#### [Directive]
Return all lines that include the string "products".

— begin Extracted records —

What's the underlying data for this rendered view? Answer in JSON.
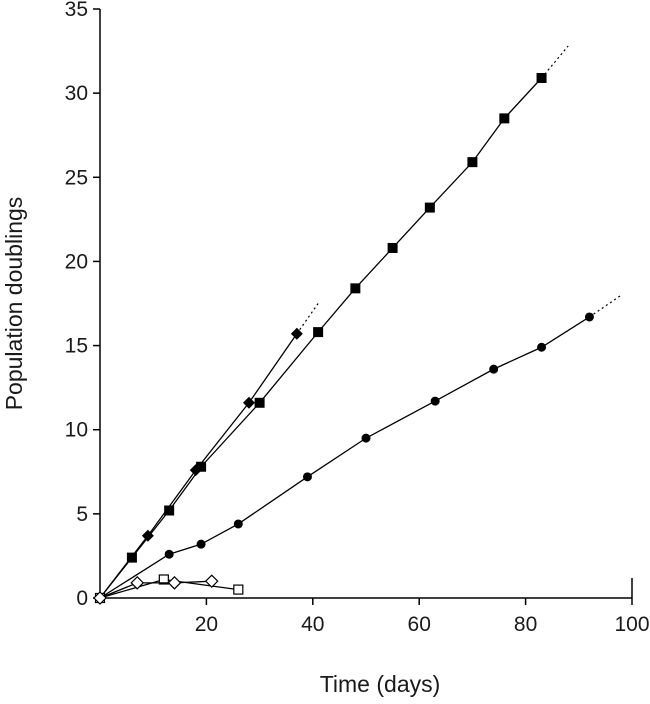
{
  "chart_data": {
    "type": "line",
    "title": "",
    "xlabel": "Time (days)",
    "ylabel": "Population doublings",
    "xlim": [
      0,
      100
    ],
    "ylim": [
      0,
      35
    ],
    "x_ticks": [
      20,
      40,
      60,
      80,
      100
    ],
    "y_ticks": [
      0,
      5,
      10,
      15,
      20,
      25,
      30,
      35
    ],
    "grid": false,
    "legend": "none",
    "series": [
      {
        "marker": "filled-square",
        "color": "#000000",
        "x": [
          0,
          6,
          13,
          19,
          30,
          41,
          48,
          55,
          62,
          70,
          76,
          83
        ],
        "y": [
          0,
          2.4,
          5.2,
          7.8,
          11.6,
          15.8,
          18.4,
          20.8,
          23.2,
          25.9,
          28.5,
          30.9
        ],
        "extension": [
          [
            83,
            30.9
          ],
          [
            88,
            32.8
          ]
        ]
      },
      {
        "marker": "filled-diamond",
        "color": "#000000",
        "x": [
          0,
          9,
          18,
          28,
          37
        ],
        "y": [
          0,
          3.7,
          7.6,
          11.6,
          15.7
        ],
        "extension": [
          [
            37,
            15.7
          ],
          [
            41,
            17.5
          ]
        ]
      },
      {
        "marker": "filled-circle",
        "color": "#000000",
        "x": [
          0,
          13,
          19,
          26,
          39,
          50,
          63,
          74,
          83,
          92
        ],
        "y": [
          0,
          2.6,
          3.2,
          4.4,
          7.2,
          9.5,
          11.7,
          13.6,
          14.9,
          16.7
        ],
        "extension": [
          [
            92,
            16.7
          ],
          [
            98,
            18
          ]
        ]
      },
      {
        "marker": "open-square",
        "color": "#000000",
        "x": [
          0,
          12,
          26
        ],
        "y": [
          0,
          1.1,
          0.5
        ]
      },
      {
        "marker": "open-diamond",
        "color": "#000000",
        "x": [
          0,
          7,
          14,
          21
        ],
        "y": [
          0,
          0.9,
          0.9,
          1.0
        ]
      }
    ]
  }
}
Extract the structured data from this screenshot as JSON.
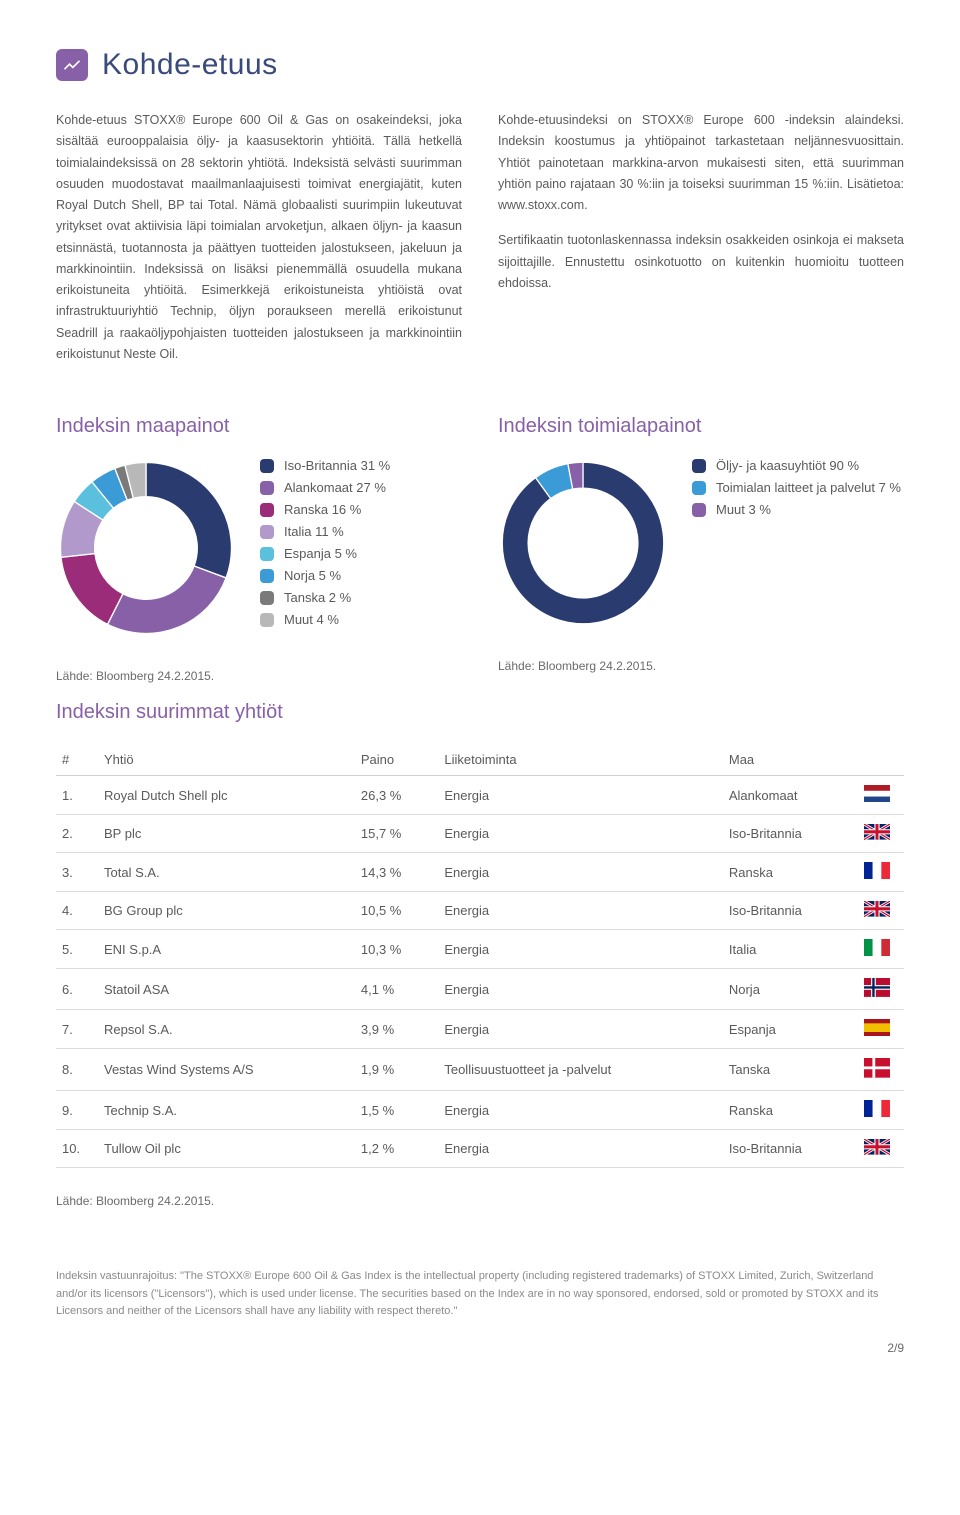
{
  "title": "Kohde-etuus",
  "intro_left": "Kohde-etuus STOXX® Europe 600 Oil & Gas on osakeindeksi, joka sisältää eurooppalaisia öljy- ja kaasusektorin yhtiöitä. Tällä hetkellä toimialaindeksissä on 28 sektorin yhtiötä. Indeksistä selvästi suurimman osuuden muodostavat maailmanlaajuisesti toimivat energiajätit, kuten Royal Dutch Shell, BP tai Total. Nämä globaalisti suurimpiin lukeutuvat yritykset ovat aktiivisia läpi toimialan arvoketjun, alkaen öljyn- ja kaasun etsinnästä, tuotannosta ja päättyen tuotteiden jalostukseen, jakeluun ja markkinointiin. Indeksissä on lisäksi pienemmällä osuudella mukana erikoistuneita yhtiöitä. Esimerkkejä erikoistuneista yhtiöistä ovat infrastruktuuriyhtiö Technip, öljyn poraukseen merellä erikoistunut Seadrill ja raakaöljypohjaisten tuotteiden jalostukseen ja markkinointiin erikoistunut Neste Oil.",
  "intro_right": "Kohde-etuusindeksi on STOXX® Europe 600 -indeksin alaindeksi. Indeksin koostumus ja yhtiöpainot tarkastetaan neljännesvuosittain. Yhtiöt painotetaan markkina-arvon mukaisesti siten, että suurimman yhtiön paino rajataan 30 %:iin ja toiseksi suurimman 15 %:iin. Lisätietoa: www.stoxx.com.\n\nSertifikaatin tuotonlaskennassa indeksin osakkeiden osinkoja ei makseta sijoittajille. Ennustettu osinkotuotto on kuitenkin huomioitu tuotteen ehdoissa.",
  "country_chart": {
    "title": "Indeksin maapainot",
    "type": "donut",
    "inner_ratio": 0.6,
    "items": [
      {
        "label": "Iso-Britannia 31 %",
        "value": 31,
        "color": "#2a3b6f"
      },
      {
        "label": "Alankomaat 27 %",
        "value": 27,
        "color": "#8860a8"
      },
      {
        "label": "Ranska 16 %",
        "value": 16,
        "color": "#9b2c7a"
      },
      {
        "label": "Italia 11 %",
        "value": 11,
        "color": "#b299cc"
      },
      {
        "label": "Espanja 5 %",
        "value": 5,
        "color": "#5bc0de"
      },
      {
        "label": "Norja 5 %",
        "value": 5,
        "color": "#3a9bd6"
      },
      {
        "label": "Tanska 2 %",
        "value": 2,
        "color": "#7a7a7a"
      },
      {
        "label": "Muut 4 %",
        "value": 4,
        "color": "#b8b8b8"
      }
    ],
    "source": "Lähde: Bloomberg 24.2.2015."
  },
  "sector_chart": {
    "title": "Indeksin toimialapainot",
    "type": "donut",
    "inner_ratio": 0.68,
    "items": [
      {
        "label": "Öljy- ja kaasuyhtiöt 90 %",
        "value": 90,
        "color": "#2a3b6f"
      },
      {
        "label": "Toimialan laitteet ja palvelut 7 %",
        "value": 7,
        "color": "#3a9bd6"
      },
      {
        "label": "Muut 3 %",
        "value": 3,
        "color": "#8860a8"
      }
    ],
    "source": "Lähde: Bloomberg 24.2.2015."
  },
  "table": {
    "title": "Indeksin suurimmat yhtiöt",
    "columns": [
      "#",
      "Yhtiö",
      "Paino",
      "Liiketoiminta",
      "Maa"
    ],
    "rows": [
      {
        "n": "1.",
        "company": "Royal Dutch Shell plc",
        "weight": "26,3 %",
        "business": "Energia",
        "country": "Alankomaat",
        "flag": "nl"
      },
      {
        "n": "2.",
        "company": "BP plc",
        "weight": "15,7 %",
        "business": "Energia",
        "country": "Iso-Britannia",
        "flag": "gb"
      },
      {
        "n": "3.",
        "company": "Total S.A.",
        "weight": "14,3 %",
        "business": "Energia",
        "country": "Ranska",
        "flag": "fr"
      },
      {
        "n": "4.",
        "company": "BG Group plc",
        "weight": "10,5 %",
        "business": "Energia",
        "country": "Iso-Britannia",
        "flag": "gb"
      },
      {
        "n": "5.",
        "company": "ENI S.p.A",
        "weight": "10,3 %",
        "business": "Energia",
        "country": "Italia",
        "flag": "it"
      },
      {
        "n": "6.",
        "company": "Statoil ASA",
        "weight": "4,1 %",
        "business": "Energia",
        "country": "Norja",
        "flag": "no"
      },
      {
        "n": "7.",
        "company": "Repsol S.A.",
        "weight": "3,9 %",
        "business": "Energia",
        "country": "Espanja",
        "flag": "es"
      },
      {
        "n": "8.",
        "company": "Vestas Wind Systems A/S",
        "weight": "1,9 %",
        "business": "Teollisuustuotteet ja -palvelut",
        "country": "Tanska",
        "flag": "dk"
      },
      {
        "n": "9.",
        "company": "Technip S.A.",
        "weight": "1,5 %",
        "business": "Energia",
        "country": "Ranska",
        "flag": "fr"
      },
      {
        "n": "10.",
        "company": "Tullow Oil plc",
        "weight": "1,2 %",
        "business": "Energia",
        "country": "Iso-Britannia",
        "flag": "gb"
      }
    ],
    "source": "Lähde: Bloomberg 24.2.2015."
  },
  "disclaimer": "Indeksin vastuunrajoitus: \"The STOXX® Europe 600 Oil & Gas Index is the intellectual property (including registered trademarks) of STOXX Limited, Zurich, Switzerland and/or its licensors (\"Licensors\"), which is used under license. The securities based on the Index are in no way sponsored, endorsed, sold or promoted by STOXX and its Licensors and neither of the Licensors shall have any liability with respect thereto.\"",
  "page": "2/9"
}
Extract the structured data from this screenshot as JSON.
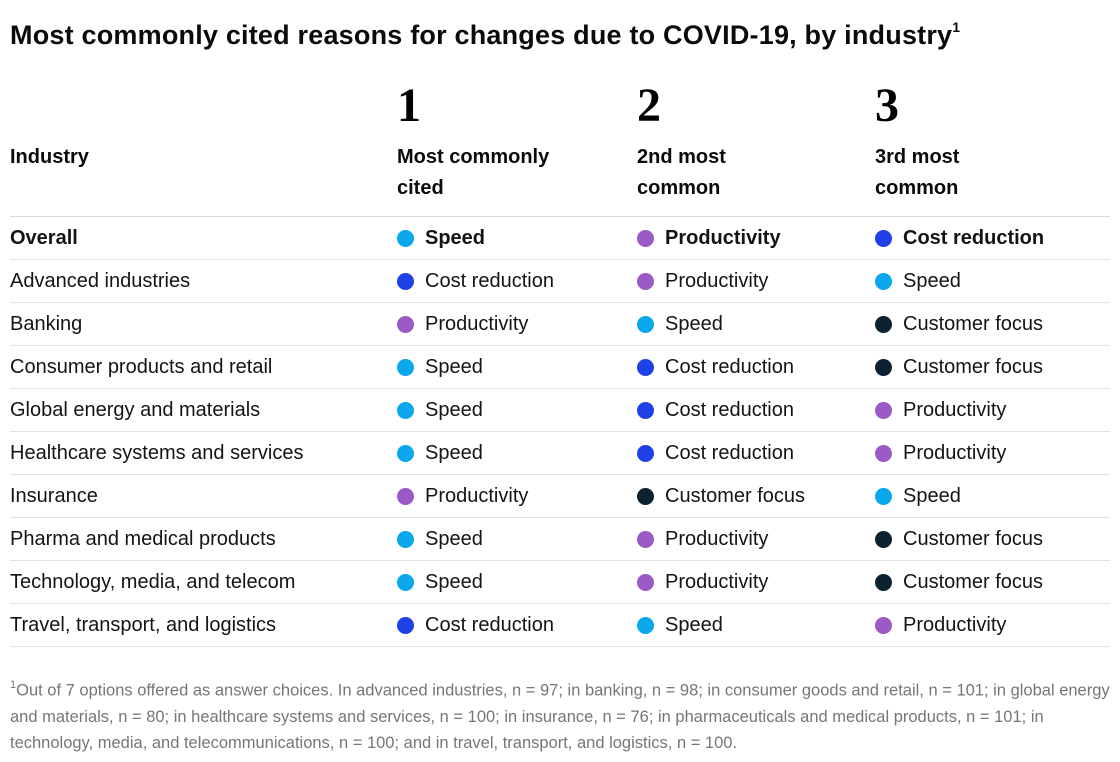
{
  "chart_data": {
    "type": "table",
    "title": "Most commonly cited reasons for changes due to COVID-19, by industry",
    "title_superscript": "1",
    "industry_header": "Industry",
    "columns": [
      {
        "rank": "1",
        "label": "Most commonly\ncited"
      },
      {
        "rank": "2",
        "label": "2nd most\ncommon"
      },
      {
        "rank": "3",
        "label": "3rd most\ncommon"
      }
    ],
    "legend_colors": {
      "speed": "#0ba7ec",
      "cost_reduction": "#1f40e6",
      "productivity": "#9b59c6",
      "customer_focus": "#0d2231"
    },
    "rows": [
      {
        "industry": "Overall",
        "values": [
          {
            "key": "speed",
            "label": "Speed"
          },
          {
            "key": "productivity",
            "label": "Productivity"
          },
          {
            "key": "cost_reduction",
            "label": "Cost reduction"
          }
        ]
      },
      {
        "industry": "Advanced industries",
        "values": [
          {
            "key": "cost_reduction",
            "label": "Cost reduction"
          },
          {
            "key": "productivity",
            "label": "Productivity"
          },
          {
            "key": "speed",
            "label": "Speed"
          }
        ]
      },
      {
        "industry": "Banking",
        "values": [
          {
            "key": "productivity",
            "label": "Productivity"
          },
          {
            "key": "speed",
            "label": "Speed"
          },
          {
            "key": "customer_focus",
            "label": "Customer focus"
          }
        ]
      },
      {
        "industry": "Consumer products and retail",
        "values": [
          {
            "key": "speed",
            "label": "Speed"
          },
          {
            "key": "cost_reduction",
            "label": "Cost reduction"
          },
          {
            "key": "customer_focus",
            "label": "Customer focus"
          }
        ]
      },
      {
        "industry": "Global energy and materials",
        "values": [
          {
            "key": "speed",
            "label": "Speed"
          },
          {
            "key": "cost_reduction",
            "label": "Cost reduction"
          },
          {
            "key": "productivity",
            "label": "Productivity"
          }
        ]
      },
      {
        "industry": "Healthcare systems and services",
        "values": [
          {
            "key": "speed",
            "label": "Speed"
          },
          {
            "key": "cost_reduction",
            "label": "Cost reduction"
          },
          {
            "key": "productivity",
            "label": "Productivity"
          }
        ]
      },
      {
        "industry": "Insurance",
        "values": [
          {
            "key": "productivity",
            "label": "Productivity"
          },
          {
            "key": "customer_focus",
            "label": "Customer focus"
          },
          {
            "key": "speed",
            "label": "Speed"
          }
        ]
      },
      {
        "industry": "Pharma and medical products",
        "values": [
          {
            "key": "speed",
            "label": "Speed"
          },
          {
            "key": "productivity",
            "label": "Productivity"
          },
          {
            "key": "customer_focus",
            "label": "Customer focus"
          }
        ]
      },
      {
        "industry": "Technology, media, and telecom",
        "values": [
          {
            "key": "speed",
            "label": "Speed"
          },
          {
            "key": "productivity",
            "label": "Productivity"
          },
          {
            "key": "customer_focus",
            "label": "Customer focus"
          }
        ]
      },
      {
        "industry": "Travel, transport, and logistics",
        "values": [
          {
            "key": "cost_reduction",
            "label": "Cost reduction"
          },
          {
            "key": "speed",
            "label": "Speed"
          },
          {
            "key": "productivity",
            "label": "Productivity"
          }
        ]
      }
    ],
    "footnote_superscript": "1",
    "footnote": "Out of 7 options offered as answer choices. In advanced industries, n = 97; in banking, n = 98; in consumer goods and retail, n = 101; in global energy and materials, n = 80; in healthcare systems and services, n = 100; in insurance, n = 76; in pharmaceuticals and medical products, n = 101; in technology, media, and telecommunications, n = 100; and in travel, transport, and logistics, n = 100."
  }
}
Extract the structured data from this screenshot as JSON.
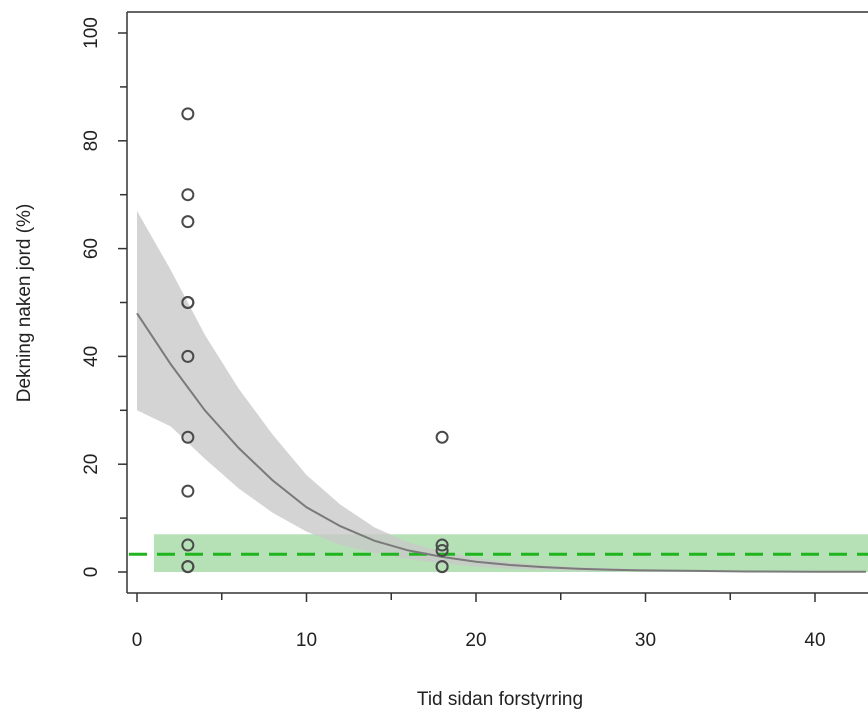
{
  "chart_data": {
    "type": "scatter",
    "title": "",
    "xlabel": "Tid sidan forstyrring",
    "ylabel": "Dekning naken jord (%)",
    "xlim": [
      0,
      43
    ],
    "ylim": [
      0,
      100
    ],
    "x_ticks": [
      0,
      10,
      20,
      30,
      40
    ],
    "x_minor_ticks": [
      5,
      15,
      25,
      35
    ],
    "y_ticks": [
      0,
      20,
      40,
      60,
      80,
      100
    ],
    "y_minor_ticks": [
      10,
      30,
      50,
      70,
      90
    ],
    "grid": false,
    "points": [
      {
        "x": 3,
        "y": 85
      },
      {
        "x": 3,
        "y": 70
      },
      {
        "x": 3,
        "y": 65
      },
      {
        "x": 3,
        "y": 50
      },
      {
        "x": 3,
        "y": 50
      },
      {
        "x": 3,
        "y": 40
      },
      {
        "x": 3,
        "y": 25
      },
      {
        "x": 3,
        "y": 15
      },
      {
        "x": 3,
        "y": 5
      },
      {
        "x": 3,
        "y": 1
      },
      {
        "x": 3,
        "y": 1
      },
      {
        "x": 18,
        "y": 25
      },
      {
        "x": 18,
        "y": 5
      },
      {
        "x": 18,
        "y": 4
      },
      {
        "x": 18,
        "y": 1
      },
      {
        "x": 18,
        "y": 1
      }
    ],
    "fit_curve": {
      "x": [
        0,
        2,
        4,
        6,
        8,
        10,
        12,
        14,
        16,
        18,
        20,
        22,
        24,
        26,
        28,
        30,
        33,
        36,
        40,
        43
      ],
      "y": [
        48,
        38.5,
        30,
        23,
        17,
        12,
        8.5,
        5.8,
        4,
        2.8,
        1.9,
        1.3,
        0.9,
        0.6,
        0.4,
        0.3,
        0.2,
        0.1,
        0.05,
        0.03
      ]
    },
    "fit_band": {
      "x": [
        0,
        2,
        4,
        6,
        8,
        10,
        12,
        14,
        16,
        18,
        20,
        22,
        24,
        26,
        28,
        30,
        33,
        36,
        40,
        43
      ],
      "upper": [
        67,
        56,
        44,
        34,
        25.5,
        18,
        12.5,
        8.3,
        5.5,
        3.8,
        2.6,
        1.8,
        1.2,
        0.9,
        0.7,
        0.5,
        0.35,
        0.25,
        0.15,
        0.1
      ],
      "lower": [
        30,
        27,
        21,
        15.5,
        11,
        7.5,
        5,
        3.5,
        2.4,
        1.6,
        1.0,
        0.6,
        0.4,
        0.25,
        0.15,
        0.1,
        0.05,
        0.03,
        0.01,
        0.0
      ]
    },
    "reference_line": {
      "y": 3.3,
      "style": "dashed"
    },
    "reference_band": {
      "x_start": 1,
      "y_lower": 0,
      "y_upper": 7
    },
    "colors": {
      "points": "#4a4a4a",
      "fit_line": "#7a7a7a",
      "fit_band": "#c9c9c9",
      "reference_line": "#1fb51f",
      "reference_band": "#a9dca9",
      "axis": "#333333"
    }
  }
}
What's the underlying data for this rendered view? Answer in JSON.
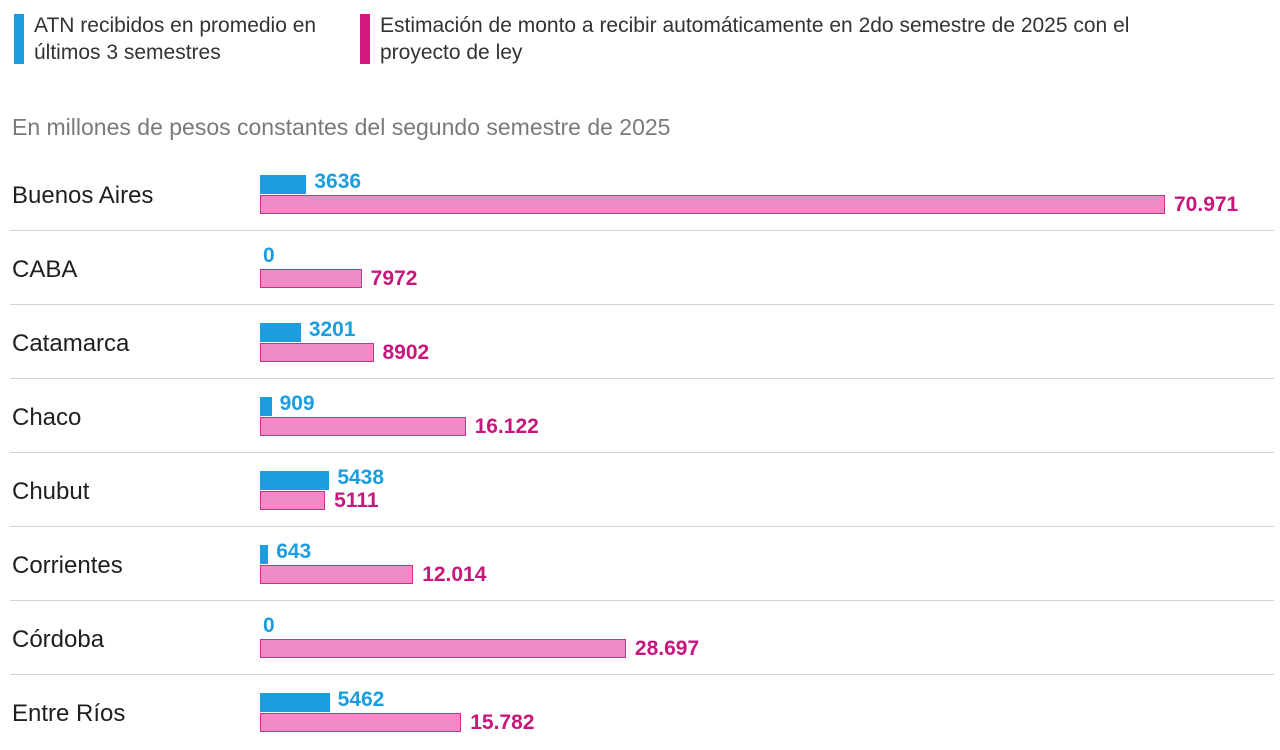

— end Extracted records —

#### [Worked answer]
        "industry": "Consumer products and retail",
        "industry": "Pharma and medical products",
    "footnote": "Out of 7 options offered as answer choices. In advanced industries, n = 97; in banking, n = 98; in consumer goods and retail, n = 101; in global energy and materials, n = 80; in healthcare systems and services, n = 100; in insurance, n = 76; in pharmaceuticals and medical products, n = 101; in technology, media, and telecommunications, n = 100; and in travel, transport, and logistics, n = 100."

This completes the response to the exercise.